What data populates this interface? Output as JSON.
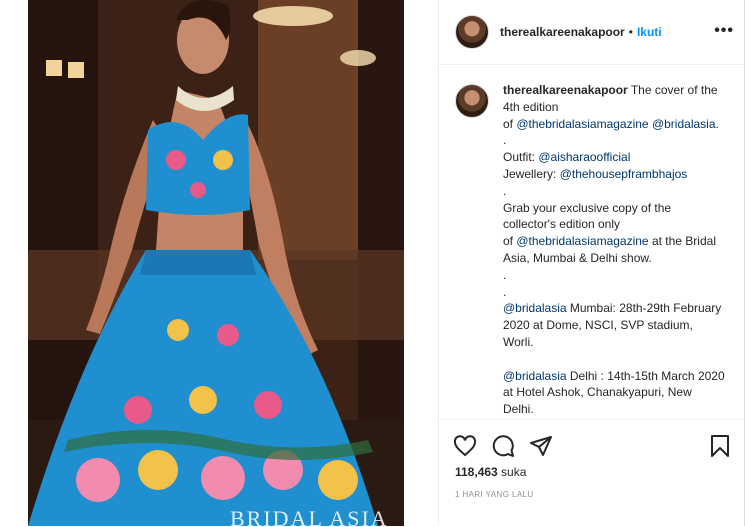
{
  "post": {
    "author": "therealkareenakapoor",
    "header_dot": "•",
    "follow_label": "Ikuti",
    "more_label": "•••",
    "photo_watermark": "BRIDAL ASIA"
  },
  "caption": {
    "username": "therealkareenakapoor",
    "lines": [
      {
        "pre": " The cover of the 4th edition",
        "tag": "",
        "post": ""
      },
      {
        "pre": "of ",
        "tag": "@thebridalasiamagazine",
        "post": ""
      },
      {
        "pre": "",
        "tag": "@bridalasia",
        "post": ". ."
      },
      {
        "pre": "Outfit: ",
        "tag": "@aisharaoofficial",
        "post": ""
      },
      {
        "pre": "Jewellery: ",
        "tag": "@thehousepframbhajos",
        "post": ""
      },
      {
        "pre": ".",
        "tag": "",
        "post": ""
      },
      {
        "pre": "Grab your exclusive copy of the collector's edition only",
        "tag": "",
        "post": ""
      },
      {
        "pre": "of ",
        "tag": "@thebridalasiamagazine",
        "post": " at the Bridal Asia, Mumbai & Delhi show."
      },
      {
        "pre": ".",
        "tag": "",
        "post": ""
      },
      {
        "pre": ".",
        "tag": "",
        "post": ""
      },
      {
        "pre": "",
        "tag": "@bridalasia",
        "post": " Mumbai: 28th-29th February 2020 at Dome, NSCI, SVP stadium, Worli."
      },
      {
        "pre": "",
        "tag": "",
        "post": ""
      },
      {
        "pre": "",
        "tag": "@bridalasia",
        "post": " Delhi : 14th-15th March 2020 at Hotel Ashok, Chanakyapuri, New Delhi."
      }
    ]
  },
  "actions": {
    "like_icon": "heart-icon",
    "comment_icon": "comment-icon",
    "share_icon": "share-icon",
    "save_icon": "bookmark-icon"
  },
  "likes": {
    "count": "118,463",
    "suffix": " suka"
  },
  "timestamp": "1 HARI YANG LALU",
  "colors": {
    "link_blue": "#0095f6",
    "mention_blue": "#00376b",
    "text": "#262626",
    "muted": "#8e8e8e",
    "border": "#efefef",
    "dress_blue": "#1f8fd0"
  }
}
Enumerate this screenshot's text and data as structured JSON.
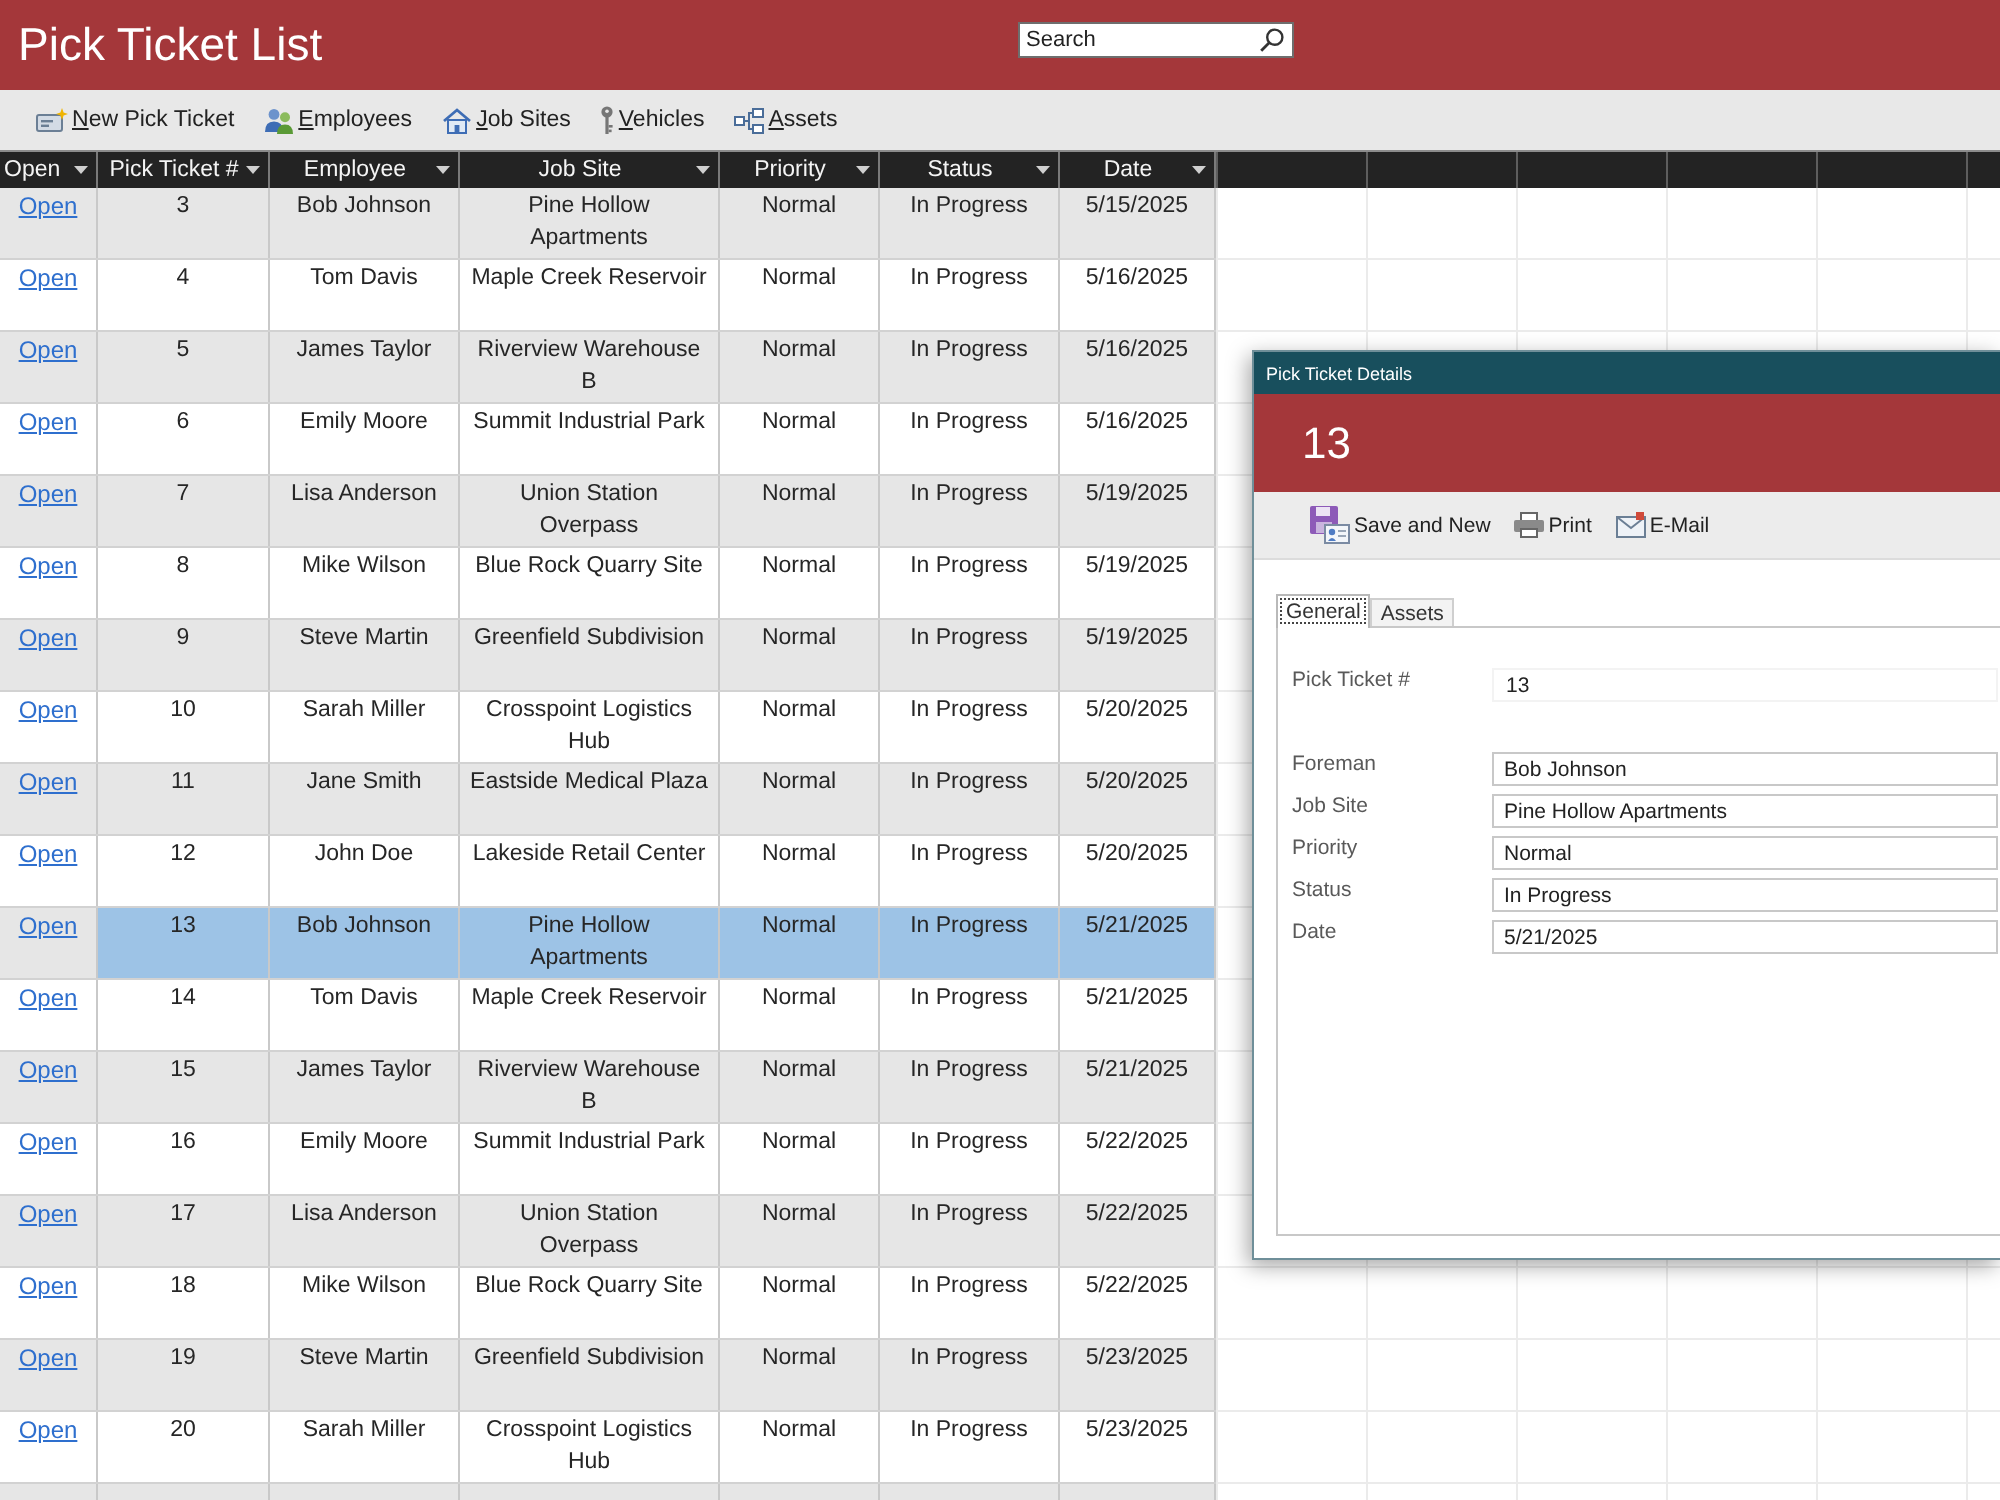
{
  "header": {
    "title": "Pick Ticket List",
    "search": {
      "placeholder": "Search"
    }
  },
  "toolbar": [
    {
      "label": "New Pick Ticket",
      "kind": "new_ticket"
    },
    {
      "label": "Employees",
      "kind": "employees"
    },
    {
      "label": "Job Sites",
      "kind": "job_sites"
    },
    {
      "label": "Vehicles",
      "kind": "vehicles"
    },
    {
      "label": "Assets",
      "kind": "assets"
    }
  ],
  "table": {
    "columns": [
      {
        "label": "Open",
        "kind": "link"
      },
      {
        "label": "Pick Ticket #",
        "kind": "text"
      },
      {
        "label": "Employee",
        "kind": "text"
      },
      {
        "label": "Job Site",
        "kind": "text"
      },
      {
        "label": "Priority",
        "kind": "text"
      },
      {
        "label": "Status",
        "kind": "text"
      },
      {
        "label": "Date",
        "kind": "text"
      }
    ],
    "rows": [
      {
        "cells": [
          "Open",
          "3",
          "Bob Johnson",
          "Pine Hollow Apartments",
          "Normal",
          "In Progress",
          "5/15/2025"
        ],
        "selected": false
      },
      {
        "cells": [
          "Open",
          "4",
          "Tom Davis",
          "Maple Creek Reservoir",
          "Normal",
          "In Progress",
          "5/16/2025"
        ],
        "selected": false
      },
      {
        "cells": [
          "Open",
          "5",
          "James Taylor",
          "Riverview Warehouse B",
          "Normal",
          "In Progress",
          "5/16/2025"
        ],
        "selected": false
      },
      {
        "cells": [
          "Open",
          "6",
          "Emily Moore",
          "Summit Industrial Park",
          "Normal",
          "In Progress",
          "5/16/2025"
        ],
        "selected": false
      },
      {
        "cells": [
          "Open",
          "7",
          "Lisa Anderson",
          "Union Station Overpass",
          "Normal",
          "In Progress",
          "5/19/2025"
        ],
        "selected": false
      },
      {
        "cells": [
          "Open",
          "8",
          "Mike Wilson",
          "Blue Rock Quarry Site",
          "Normal",
          "In Progress",
          "5/19/2025"
        ],
        "selected": false
      },
      {
        "cells": [
          "Open",
          "9",
          "Steve Martin",
          "Greenfield Subdivision",
          "Normal",
          "In Progress",
          "5/19/2025"
        ],
        "selected": false
      },
      {
        "cells": [
          "Open",
          "10",
          "Sarah Miller",
          "Crosspoint Logistics Hub",
          "Normal",
          "In Progress",
          "5/20/2025"
        ],
        "selected": false
      },
      {
        "cells": [
          "Open",
          "11",
          "Jane Smith",
          "Eastside Medical Plaza",
          "Normal",
          "In Progress",
          "5/20/2025"
        ],
        "selected": false
      },
      {
        "cells": [
          "Open",
          "12",
          "John Doe",
          "Lakeside Retail Center",
          "Normal",
          "In Progress",
          "5/20/2025"
        ],
        "selected": false
      },
      {
        "cells": [
          "Open",
          "13",
          "Bob Johnson",
          "Pine Hollow Apartments",
          "Normal",
          "In Progress",
          "5/21/2025"
        ],
        "selected": true
      },
      {
        "cells": [
          "Open",
          "14",
          "Tom Davis",
          "Maple Creek Reservoir",
          "Normal",
          "In Progress",
          "5/21/2025"
        ],
        "selected": false
      },
      {
        "cells": [
          "Open",
          "15",
          "James Taylor",
          "Riverview Warehouse B",
          "Normal",
          "In Progress",
          "5/21/2025"
        ],
        "selected": false
      },
      {
        "cells": [
          "Open",
          "16",
          "Emily Moore",
          "Summit Industrial Park",
          "Normal",
          "In Progress",
          "5/22/2025"
        ],
        "selected": false
      },
      {
        "cells": [
          "Open",
          "17",
          "Lisa Anderson",
          "Union Station Overpass",
          "Normal",
          "In Progress",
          "5/22/2025"
        ],
        "selected": false
      },
      {
        "cells": [
          "Open",
          "18",
          "Mike Wilson",
          "Blue Rock Quarry Site",
          "Normal",
          "In Progress",
          "5/22/2025"
        ],
        "selected": false
      },
      {
        "cells": [
          "Open",
          "19",
          "Steve Martin",
          "Greenfield Subdivision",
          "Normal",
          "In Progress",
          "5/23/2025"
        ],
        "selected": false
      },
      {
        "cells": [
          "Open",
          "20",
          "Sarah Miller",
          "Crosspoint Logistics Hub",
          "Normal",
          "In Progress",
          "5/23/2025"
        ],
        "selected": false
      },
      {
        "selected": false
      }
    ]
  },
  "detail_window": {
    "title": "Pick Ticket Details",
    "heading": "13",
    "toolbar": [
      {
        "label": "Save and New",
        "kind": "save_new"
      },
      {
        "label": "Print",
        "kind": "print"
      },
      {
        "label": "E-Mail",
        "kind": "email"
      }
    ],
    "tabs": [
      {
        "label": "General",
        "selected": true
      },
      {
        "label": "Assets",
        "selected": false
      }
    ],
    "fields": [
      {
        "label": "Pick Ticket #",
        "value": "13",
        "kind": "readonly"
      },
      {
        "label": "Foreman",
        "value": "Bob Johnson",
        "kind": "text"
      },
      {
        "label": "Job Site",
        "value": "Pine Hollow Apartments",
        "kind": "text"
      },
      {
        "label": "Priority",
        "value": "Normal",
        "kind": "text"
      },
      {
        "label": "Status",
        "value": "In Progress",
        "kind": "text"
      },
      {
        "label": "Date",
        "value": "5/21/2025",
        "kind": "text"
      }
    ]
  }
}
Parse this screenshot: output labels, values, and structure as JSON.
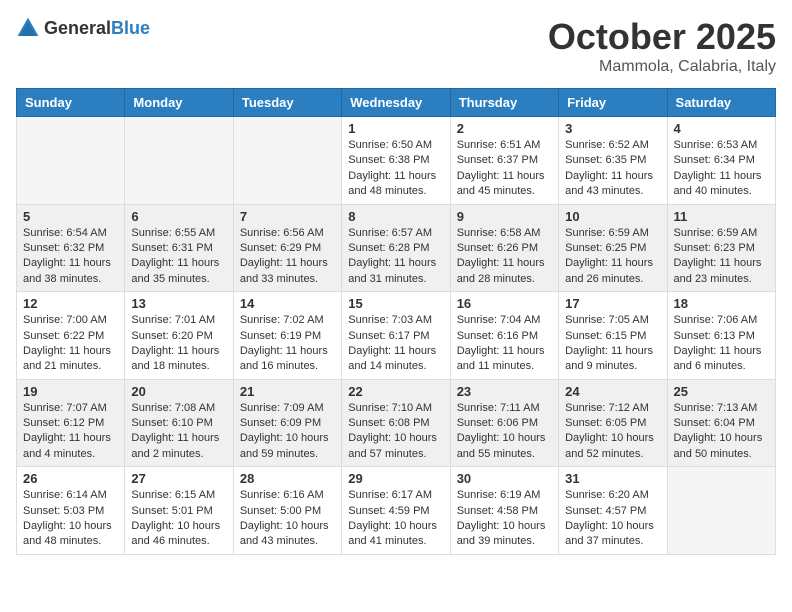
{
  "header": {
    "logo_general": "General",
    "logo_blue": "Blue",
    "month_title": "October 2025",
    "location": "Mammola, Calabria, Italy"
  },
  "days_of_week": [
    "Sunday",
    "Monday",
    "Tuesday",
    "Wednesday",
    "Thursday",
    "Friday",
    "Saturday"
  ],
  "weeks": [
    [
      {
        "day": "",
        "info": ""
      },
      {
        "day": "",
        "info": ""
      },
      {
        "day": "",
        "info": ""
      },
      {
        "day": "1",
        "info": "Sunrise: 6:50 AM\nSunset: 6:38 PM\nDaylight: 11 hours and 48 minutes."
      },
      {
        "day": "2",
        "info": "Sunrise: 6:51 AM\nSunset: 6:37 PM\nDaylight: 11 hours and 45 minutes."
      },
      {
        "day": "3",
        "info": "Sunrise: 6:52 AM\nSunset: 6:35 PM\nDaylight: 11 hours and 43 minutes."
      },
      {
        "day": "4",
        "info": "Sunrise: 6:53 AM\nSunset: 6:34 PM\nDaylight: 11 hours and 40 minutes."
      }
    ],
    [
      {
        "day": "5",
        "info": "Sunrise: 6:54 AM\nSunset: 6:32 PM\nDaylight: 11 hours and 38 minutes."
      },
      {
        "day": "6",
        "info": "Sunrise: 6:55 AM\nSunset: 6:31 PM\nDaylight: 11 hours and 35 minutes."
      },
      {
        "day": "7",
        "info": "Sunrise: 6:56 AM\nSunset: 6:29 PM\nDaylight: 11 hours and 33 minutes."
      },
      {
        "day": "8",
        "info": "Sunrise: 6:57 AM\nSunset: 6:28 PM\nDaylight: 11 hours and 31 minutes."
      },
      {
        "day": "9",
        "info": "Sunrise: 6:58 AM\nSunset: 6:26 PM\nDaylight: 11 hours and 28 minutes."
      },
      {
        "day": "10",
        "info": "Sunrise: 6:59 AM\nSunset: 6:25 PM\nDaylight: 11 hours and 26 minutes."
      },
      {
        "day": "11",
        "info": "Sunrise: 6:59 AM\nSunset: 6:23 PM\nDaylight: 11 hours and 23 minutes."
      }
    ],
    [
      {
        "day": "12",
        "info": "Sunrise: 7:00 AM\nSunset: 6:22 PM\nDaylight: 11 hours and 21 minutes."
      },
      {
        "day": "13",
        "info": "Sunrise: 7:01 AM\nSunset: 6:20 PM\nDaylight: 11 hours and 18 minutes."
      },
      {
        "day": "14",
        "info": "Sunrise: 7:02 AM\nSunset: 6:19 PM\nDaylight: 11 hours and 16 minutes."
      },
      {
        "day": "15",
        "info": "Sunrise: 7:03 AM\nSunset: 6:17 PM\nDaylight: 11 hours and 14 minutes."
      },
      {
        "day": "16",
        "info": "Sunrise: 7:04 AM\nSunset: 6:16 PM\nDaylight: 11 hours and 11 minutes."
      },
      {
        "day": "17",
        "info": "Sunrise: 7:05 AM\nSunset: 6:15 PM\nDaylight: 11 hours and 9 minutes."
      },
      {
        "day": "18",
        "info": "Sunrise: 7:06 AM\nSunset: 6:13 PM\nDaylight: 11 hours and 6 minutes."
      }
    ],
    [
      {
        "day": "19",
        "info": "Sunrise: 7:07 AM\nSunset: 6:12 PM\nDaylight: 11 hours and 4 minutes."
      },
      {
        "day": "20",
        "info": "Sunrise: 7:08 AM\nSunset: 6:10 PM\nDaylight: 11 hours and 2 minutes."
      },
      {
        "day": "21",
        "info": "Sunrise: 7:09 AM\nSunset: 6:09 PM\nDaylight: 10 hours and 59 minutes."
      },
      {
        "day": "22",
        "info": "Sunrise: 7:10 AM\nSunset: 6:08 PM\nDaylight: 10 hours and 57 minutes."
      },
      {
        "day": "23",
        "info": "Sunrise: 7:11 AM\nSunset: 6:06 PM\nDaylight: 10 hours and 55 minutes."
      },
      {
        "day": "24",
        "info": "Sunrise: 7:12 AM\nSunset: 6:05 PM\nDaylight: 10 hours and 52 minutes."
      },
      {
        "day": "25",
        "info": "Sunrise: 7:13 AM\nSunset: 6:04 PM\nDaylight: 10 hours and 50 minutes."
      }
    ],
    [
      {
        "day": "26",
        "info": "Sunrise: 6:14 AM\nSunset: 5:03 PM\nDaylight: 10 hours and 48 minutes."
      },
      {
        "day": "27",
        "info": "Sunrise: 6:15 AM\nSunset: 5:01 PM\nDaylight: 10 hours and 46 minutes."
      },
      {
        "day": "28",
        "info": "Sunrise: 6:16 AM\nSunset: 5:00 PM\nDaylight: 10 hours and 43 minutes."
      },
      {
        "day": "29",
        "info": "Sunrise: 6:17 AM\nSunset: 4:59 PM\nDaylight: 10 hours and 41 minutes."
      },
      {
        "day": "30",
        "info": "Sunrise: 6:19 AM\nSunset: 4:58 PM\nDaylight: 10 hours and 39 minutes."
      },
      {
        "day": "31",
        "info": "Sunrise: 6:20 AM\nSunset: 4:57 PM\nDaylight: 10 hours and 37 minutes."
      },
      {
        "day": "",
        "info": ""
      }
    ]
  ]
}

────────────────────

*WHAT IS NEEDED*. Look through the entries above; copy every line holding the string "icon".

*WRITTEN RESPONSE*.
    "like_icon": "heart-icon",
    "comment_icon": "comment-icon",
    "share_icon": "share-icon",
    "save_icon": "bookmark-icon"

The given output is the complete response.